LAVORO RICHIESTO: Elenca tutti i nomi di località citati nell'estratto sulla professoressa di matematica indagata.

ESTRATTO:
_____

La professoressa a luci rosse: «Cercavo solo di difendermi»

Dopo lo scandalo alla scuola media di Nova Milanese l’insegnante è depressa. Il Pm: «La sentiremo presto»

Franco Sala

La professoressa di matematica indagata per corruzione di minorenni e per atti sessuali con minori nell’ormai nota scuola media di Nova Milanese nell’immediatezza cercò di urlare la sua innocenza. Adesso, a venti giorni dalla presunta vicenda a luci rosse con cinque suoi studenti, è psicologicamente a terra. E ammette: «Solo ora, forse, mi sto rendendo conto del dramma che vivo. Penso a tante cose che riguardano quell’orribile storia».
Al momento sul piano giudiziario la prof ha rilasciato solo dichiarazioni spontanee ai carabinieri di Desio, i quali hanno inviato il resoconto in Procura a Monza. Il fascicolo è sulla scrivania di Antonio Pizzi, il capo della Procura. «Io – assicura l’insegnante molisana – non so ancora esattamente di cosa sono accusata. Non ho fatto niente. Ero completamente vestita. Non vedo l’ora di chiarire tutto davanti al magistrato. Purtroppo non posso svelare particolari che potrebbero inquinare o condizionare le indagini, in ogni caso al vostro quotidiano posso assicurare che io in quell’aula cercavo di difendermi e di non guardare».

_____

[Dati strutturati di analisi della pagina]
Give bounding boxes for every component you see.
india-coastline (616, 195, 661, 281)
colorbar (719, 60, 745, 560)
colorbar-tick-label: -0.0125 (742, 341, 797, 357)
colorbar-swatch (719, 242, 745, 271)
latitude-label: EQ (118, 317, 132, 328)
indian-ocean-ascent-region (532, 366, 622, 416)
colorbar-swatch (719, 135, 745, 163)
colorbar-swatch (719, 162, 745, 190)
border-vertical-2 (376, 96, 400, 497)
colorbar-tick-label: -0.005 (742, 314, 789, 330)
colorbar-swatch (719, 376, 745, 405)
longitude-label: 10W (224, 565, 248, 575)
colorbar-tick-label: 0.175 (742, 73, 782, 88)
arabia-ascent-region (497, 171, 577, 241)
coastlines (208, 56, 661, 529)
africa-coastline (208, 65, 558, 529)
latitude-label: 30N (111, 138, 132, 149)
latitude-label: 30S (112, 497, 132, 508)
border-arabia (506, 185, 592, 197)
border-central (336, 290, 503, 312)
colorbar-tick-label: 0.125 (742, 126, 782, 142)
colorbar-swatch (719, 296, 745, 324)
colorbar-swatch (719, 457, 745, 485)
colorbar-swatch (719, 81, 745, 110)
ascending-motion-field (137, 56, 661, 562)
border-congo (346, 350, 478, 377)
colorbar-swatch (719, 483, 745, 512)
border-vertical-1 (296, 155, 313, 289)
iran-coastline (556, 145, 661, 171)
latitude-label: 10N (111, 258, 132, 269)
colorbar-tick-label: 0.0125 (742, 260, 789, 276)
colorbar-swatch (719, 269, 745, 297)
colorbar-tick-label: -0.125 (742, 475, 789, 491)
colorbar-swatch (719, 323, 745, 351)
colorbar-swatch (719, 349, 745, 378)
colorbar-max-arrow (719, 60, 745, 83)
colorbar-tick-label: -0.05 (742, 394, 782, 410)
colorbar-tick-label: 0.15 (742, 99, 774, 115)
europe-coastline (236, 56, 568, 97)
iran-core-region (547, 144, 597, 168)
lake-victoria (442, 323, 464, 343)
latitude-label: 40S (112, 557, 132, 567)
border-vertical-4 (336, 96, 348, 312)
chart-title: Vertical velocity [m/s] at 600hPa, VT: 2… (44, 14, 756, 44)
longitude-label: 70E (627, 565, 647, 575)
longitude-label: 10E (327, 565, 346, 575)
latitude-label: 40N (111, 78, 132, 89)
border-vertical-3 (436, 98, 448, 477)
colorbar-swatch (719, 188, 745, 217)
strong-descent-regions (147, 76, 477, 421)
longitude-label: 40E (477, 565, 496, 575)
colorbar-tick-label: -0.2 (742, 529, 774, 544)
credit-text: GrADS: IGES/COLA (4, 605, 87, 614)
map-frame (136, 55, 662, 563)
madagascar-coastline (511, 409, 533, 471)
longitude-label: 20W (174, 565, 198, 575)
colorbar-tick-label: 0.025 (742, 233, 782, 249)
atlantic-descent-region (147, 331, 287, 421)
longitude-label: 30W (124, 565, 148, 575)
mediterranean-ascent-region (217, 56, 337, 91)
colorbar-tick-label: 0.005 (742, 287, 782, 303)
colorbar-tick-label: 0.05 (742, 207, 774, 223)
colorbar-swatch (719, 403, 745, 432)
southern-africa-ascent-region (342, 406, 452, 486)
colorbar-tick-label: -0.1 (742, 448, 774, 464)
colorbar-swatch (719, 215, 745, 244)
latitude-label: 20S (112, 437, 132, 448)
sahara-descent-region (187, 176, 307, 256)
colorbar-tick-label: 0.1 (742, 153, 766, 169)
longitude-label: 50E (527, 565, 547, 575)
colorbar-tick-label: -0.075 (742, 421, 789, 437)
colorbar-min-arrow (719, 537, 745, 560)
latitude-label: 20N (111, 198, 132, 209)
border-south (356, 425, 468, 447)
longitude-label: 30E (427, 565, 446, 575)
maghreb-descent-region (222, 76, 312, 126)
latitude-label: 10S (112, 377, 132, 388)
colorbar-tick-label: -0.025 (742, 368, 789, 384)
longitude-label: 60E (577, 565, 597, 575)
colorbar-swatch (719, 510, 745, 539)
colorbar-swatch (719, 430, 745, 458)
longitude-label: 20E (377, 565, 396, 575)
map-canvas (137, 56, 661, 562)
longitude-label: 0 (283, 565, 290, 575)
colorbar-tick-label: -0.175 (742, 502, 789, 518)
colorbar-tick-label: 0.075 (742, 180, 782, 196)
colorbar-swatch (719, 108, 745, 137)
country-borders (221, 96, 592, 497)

_____

RISULTATO DELL'ESERCIZIO: Nova Milanese, Desio, Monza.